## WHAT IS ASKED
Copy each line with the word "false" in it.

[Saved data entries]
# # #

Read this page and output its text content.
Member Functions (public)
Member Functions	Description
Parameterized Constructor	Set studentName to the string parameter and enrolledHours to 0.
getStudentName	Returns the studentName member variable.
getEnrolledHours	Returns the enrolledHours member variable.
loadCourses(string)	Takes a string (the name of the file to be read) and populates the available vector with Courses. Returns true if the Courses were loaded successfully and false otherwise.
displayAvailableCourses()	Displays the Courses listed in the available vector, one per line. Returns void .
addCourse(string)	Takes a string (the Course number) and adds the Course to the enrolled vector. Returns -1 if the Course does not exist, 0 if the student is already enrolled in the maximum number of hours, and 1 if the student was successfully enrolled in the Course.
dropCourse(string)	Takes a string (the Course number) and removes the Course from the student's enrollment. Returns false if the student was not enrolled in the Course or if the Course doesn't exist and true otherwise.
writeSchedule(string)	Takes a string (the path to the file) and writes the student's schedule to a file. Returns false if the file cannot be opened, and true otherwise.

# # #

## CORRECT OUTPUT
loadCourses(string)	Takes a string (the name of the file to be read) and populates the available vector with Courses. Returns true if the Courses were loaded successfully and false otherwise.
dropCourse(string)	Takes a string (the Course number) and removes the Course from the student's enrollment. Returns false if the student was not enrolled in the Course or if the Course doesn't exist and true otherwise.
writeSchedule(string)	Takes a string (the path to the file) and writes the student's schedule to a file. Returns false if the file cannot be opened, and true otherwise.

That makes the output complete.